**INSTRUCTIONS TO FOLLOW:**
Find the lines containing the word "this" and copy every one of them.
===== PROVIDED MATERIAL =====
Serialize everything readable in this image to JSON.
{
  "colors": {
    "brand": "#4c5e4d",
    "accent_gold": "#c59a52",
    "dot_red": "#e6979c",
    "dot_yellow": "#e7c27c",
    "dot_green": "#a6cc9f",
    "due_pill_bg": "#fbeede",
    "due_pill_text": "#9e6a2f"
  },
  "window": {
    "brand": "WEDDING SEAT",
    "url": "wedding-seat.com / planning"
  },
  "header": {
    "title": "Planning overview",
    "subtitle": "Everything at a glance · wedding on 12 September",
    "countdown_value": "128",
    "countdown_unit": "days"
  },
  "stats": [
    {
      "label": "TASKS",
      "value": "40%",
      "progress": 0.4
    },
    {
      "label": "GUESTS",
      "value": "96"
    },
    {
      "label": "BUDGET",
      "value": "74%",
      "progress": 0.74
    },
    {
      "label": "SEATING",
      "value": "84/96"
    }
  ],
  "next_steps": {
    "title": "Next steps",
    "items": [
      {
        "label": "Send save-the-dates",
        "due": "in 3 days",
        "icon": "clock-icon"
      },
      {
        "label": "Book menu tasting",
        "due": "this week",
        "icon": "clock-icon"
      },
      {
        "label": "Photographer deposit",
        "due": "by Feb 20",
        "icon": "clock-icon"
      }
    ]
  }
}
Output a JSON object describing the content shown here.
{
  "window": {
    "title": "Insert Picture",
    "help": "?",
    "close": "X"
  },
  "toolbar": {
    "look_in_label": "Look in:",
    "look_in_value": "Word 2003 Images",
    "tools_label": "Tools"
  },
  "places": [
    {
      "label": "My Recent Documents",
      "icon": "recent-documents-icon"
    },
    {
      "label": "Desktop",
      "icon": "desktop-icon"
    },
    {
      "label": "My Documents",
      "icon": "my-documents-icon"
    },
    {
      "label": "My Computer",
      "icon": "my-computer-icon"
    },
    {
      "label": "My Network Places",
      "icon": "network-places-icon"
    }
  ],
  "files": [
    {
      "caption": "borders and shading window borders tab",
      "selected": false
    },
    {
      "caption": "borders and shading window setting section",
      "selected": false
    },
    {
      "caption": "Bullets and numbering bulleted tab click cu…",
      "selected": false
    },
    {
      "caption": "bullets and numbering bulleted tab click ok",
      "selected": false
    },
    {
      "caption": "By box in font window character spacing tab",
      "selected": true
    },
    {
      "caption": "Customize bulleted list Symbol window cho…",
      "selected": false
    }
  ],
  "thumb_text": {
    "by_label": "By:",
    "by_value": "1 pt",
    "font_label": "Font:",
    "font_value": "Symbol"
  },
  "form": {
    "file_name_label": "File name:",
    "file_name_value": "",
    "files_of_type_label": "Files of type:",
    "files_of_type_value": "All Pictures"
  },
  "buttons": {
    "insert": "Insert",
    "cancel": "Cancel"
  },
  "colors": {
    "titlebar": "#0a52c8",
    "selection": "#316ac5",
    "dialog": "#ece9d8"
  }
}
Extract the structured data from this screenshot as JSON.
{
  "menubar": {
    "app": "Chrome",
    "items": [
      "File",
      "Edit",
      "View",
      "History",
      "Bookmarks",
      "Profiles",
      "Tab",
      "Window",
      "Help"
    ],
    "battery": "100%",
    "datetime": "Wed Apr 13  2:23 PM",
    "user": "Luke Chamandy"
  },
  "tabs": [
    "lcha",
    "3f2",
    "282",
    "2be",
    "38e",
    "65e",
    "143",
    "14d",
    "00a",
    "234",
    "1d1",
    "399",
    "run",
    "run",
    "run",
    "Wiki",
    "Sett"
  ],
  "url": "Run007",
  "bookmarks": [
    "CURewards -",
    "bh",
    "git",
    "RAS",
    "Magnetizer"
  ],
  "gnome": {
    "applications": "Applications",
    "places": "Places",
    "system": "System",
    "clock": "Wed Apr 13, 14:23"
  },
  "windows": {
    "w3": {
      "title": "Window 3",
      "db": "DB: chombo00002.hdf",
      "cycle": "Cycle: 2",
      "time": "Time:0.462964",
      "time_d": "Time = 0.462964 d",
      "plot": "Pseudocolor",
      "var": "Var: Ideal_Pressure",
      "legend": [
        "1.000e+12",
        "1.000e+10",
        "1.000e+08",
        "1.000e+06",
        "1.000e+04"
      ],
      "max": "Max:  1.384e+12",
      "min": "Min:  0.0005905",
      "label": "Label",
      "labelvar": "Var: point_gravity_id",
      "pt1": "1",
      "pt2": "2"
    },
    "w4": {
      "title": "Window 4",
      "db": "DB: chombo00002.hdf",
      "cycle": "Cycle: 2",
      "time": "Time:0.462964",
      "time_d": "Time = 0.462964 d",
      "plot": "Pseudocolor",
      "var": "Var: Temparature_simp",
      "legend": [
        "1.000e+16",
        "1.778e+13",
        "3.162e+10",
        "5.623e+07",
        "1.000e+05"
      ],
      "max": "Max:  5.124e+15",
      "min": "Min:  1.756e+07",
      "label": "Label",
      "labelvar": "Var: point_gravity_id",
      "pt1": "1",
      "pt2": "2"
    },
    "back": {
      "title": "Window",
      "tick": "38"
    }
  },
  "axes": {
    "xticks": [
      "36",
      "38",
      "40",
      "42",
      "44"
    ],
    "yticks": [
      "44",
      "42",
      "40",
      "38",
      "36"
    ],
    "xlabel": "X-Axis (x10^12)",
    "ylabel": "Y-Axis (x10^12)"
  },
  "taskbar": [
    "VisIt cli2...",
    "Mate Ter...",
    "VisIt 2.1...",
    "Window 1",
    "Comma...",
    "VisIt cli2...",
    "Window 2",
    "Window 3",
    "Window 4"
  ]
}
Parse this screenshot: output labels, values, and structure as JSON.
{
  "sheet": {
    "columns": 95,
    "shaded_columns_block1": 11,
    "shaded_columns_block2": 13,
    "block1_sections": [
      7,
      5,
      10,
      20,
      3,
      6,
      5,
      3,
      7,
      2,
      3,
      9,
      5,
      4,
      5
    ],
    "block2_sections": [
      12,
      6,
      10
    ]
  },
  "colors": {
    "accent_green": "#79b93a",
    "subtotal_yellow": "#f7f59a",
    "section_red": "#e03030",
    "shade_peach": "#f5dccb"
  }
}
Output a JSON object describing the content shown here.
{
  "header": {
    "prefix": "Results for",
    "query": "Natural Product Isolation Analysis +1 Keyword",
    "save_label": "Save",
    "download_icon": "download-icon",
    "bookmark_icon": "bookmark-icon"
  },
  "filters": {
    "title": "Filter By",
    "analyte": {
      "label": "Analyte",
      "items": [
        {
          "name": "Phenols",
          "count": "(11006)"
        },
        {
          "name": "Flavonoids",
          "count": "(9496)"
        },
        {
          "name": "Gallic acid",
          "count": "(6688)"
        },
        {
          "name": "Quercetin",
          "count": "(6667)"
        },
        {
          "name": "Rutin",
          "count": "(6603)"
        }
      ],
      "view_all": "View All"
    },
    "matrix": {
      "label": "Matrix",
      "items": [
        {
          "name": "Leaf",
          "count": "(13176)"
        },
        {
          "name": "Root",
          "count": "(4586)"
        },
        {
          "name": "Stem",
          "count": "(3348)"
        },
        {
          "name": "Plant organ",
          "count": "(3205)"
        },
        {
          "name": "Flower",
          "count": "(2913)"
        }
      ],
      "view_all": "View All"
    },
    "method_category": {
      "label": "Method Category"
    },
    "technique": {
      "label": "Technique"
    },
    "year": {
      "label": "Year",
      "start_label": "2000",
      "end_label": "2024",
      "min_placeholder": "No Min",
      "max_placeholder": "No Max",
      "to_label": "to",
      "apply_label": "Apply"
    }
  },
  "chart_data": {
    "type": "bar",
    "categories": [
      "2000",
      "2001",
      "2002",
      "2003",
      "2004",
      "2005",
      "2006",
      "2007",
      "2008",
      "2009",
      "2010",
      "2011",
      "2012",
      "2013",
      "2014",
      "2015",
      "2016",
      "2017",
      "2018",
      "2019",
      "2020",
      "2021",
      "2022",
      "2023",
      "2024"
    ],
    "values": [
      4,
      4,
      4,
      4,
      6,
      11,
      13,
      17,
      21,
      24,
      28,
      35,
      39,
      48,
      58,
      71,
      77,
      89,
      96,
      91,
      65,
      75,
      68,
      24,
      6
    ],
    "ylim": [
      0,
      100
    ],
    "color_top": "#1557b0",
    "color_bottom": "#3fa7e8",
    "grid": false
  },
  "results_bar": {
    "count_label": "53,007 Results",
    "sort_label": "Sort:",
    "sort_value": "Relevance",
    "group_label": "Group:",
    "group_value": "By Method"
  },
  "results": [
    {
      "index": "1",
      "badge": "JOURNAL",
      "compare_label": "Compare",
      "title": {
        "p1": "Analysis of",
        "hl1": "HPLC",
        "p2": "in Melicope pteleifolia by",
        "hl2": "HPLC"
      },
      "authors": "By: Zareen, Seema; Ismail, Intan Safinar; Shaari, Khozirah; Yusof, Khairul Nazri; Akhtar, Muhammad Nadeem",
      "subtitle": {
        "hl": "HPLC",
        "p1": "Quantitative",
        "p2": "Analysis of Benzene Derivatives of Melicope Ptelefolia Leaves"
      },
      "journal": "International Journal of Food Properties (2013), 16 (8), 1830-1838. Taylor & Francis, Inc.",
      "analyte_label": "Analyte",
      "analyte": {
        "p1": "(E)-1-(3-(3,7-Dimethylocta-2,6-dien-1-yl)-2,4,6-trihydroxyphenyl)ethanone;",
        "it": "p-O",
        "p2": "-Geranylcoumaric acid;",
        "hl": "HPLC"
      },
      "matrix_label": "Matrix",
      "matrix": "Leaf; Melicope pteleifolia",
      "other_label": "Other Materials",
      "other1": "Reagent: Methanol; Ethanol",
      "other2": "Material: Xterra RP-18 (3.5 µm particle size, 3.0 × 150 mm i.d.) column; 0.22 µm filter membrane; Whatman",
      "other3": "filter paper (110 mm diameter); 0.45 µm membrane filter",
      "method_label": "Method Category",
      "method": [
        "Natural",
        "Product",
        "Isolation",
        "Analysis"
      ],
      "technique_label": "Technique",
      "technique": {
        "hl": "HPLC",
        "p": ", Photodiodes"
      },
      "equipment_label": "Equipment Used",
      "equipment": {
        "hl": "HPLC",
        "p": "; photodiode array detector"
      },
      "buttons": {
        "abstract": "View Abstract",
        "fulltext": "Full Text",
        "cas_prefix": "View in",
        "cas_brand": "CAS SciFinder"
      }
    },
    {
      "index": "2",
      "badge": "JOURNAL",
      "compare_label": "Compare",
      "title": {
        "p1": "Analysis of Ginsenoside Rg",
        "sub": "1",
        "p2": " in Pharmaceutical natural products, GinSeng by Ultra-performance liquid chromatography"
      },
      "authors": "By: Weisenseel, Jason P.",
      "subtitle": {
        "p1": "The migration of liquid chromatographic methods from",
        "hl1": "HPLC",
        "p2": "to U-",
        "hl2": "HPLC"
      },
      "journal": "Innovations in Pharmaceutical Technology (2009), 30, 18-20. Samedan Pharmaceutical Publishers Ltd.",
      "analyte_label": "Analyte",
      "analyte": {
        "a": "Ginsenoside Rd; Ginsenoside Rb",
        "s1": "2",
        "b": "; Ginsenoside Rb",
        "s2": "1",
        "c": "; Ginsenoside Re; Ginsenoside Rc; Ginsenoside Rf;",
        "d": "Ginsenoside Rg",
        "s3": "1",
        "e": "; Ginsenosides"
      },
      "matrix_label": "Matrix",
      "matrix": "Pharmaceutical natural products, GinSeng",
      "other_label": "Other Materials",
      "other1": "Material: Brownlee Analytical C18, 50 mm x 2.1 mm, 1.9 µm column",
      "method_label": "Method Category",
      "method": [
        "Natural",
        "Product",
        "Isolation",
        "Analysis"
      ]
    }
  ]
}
=====
**OUTPUT OF THE TASK:**
Serialize everything readable in this image to JSON.
        "due": "this week",
Extract the structured data from this screenshot as JSON.
Parse this screenshot: output labels, values, and structure as JSON.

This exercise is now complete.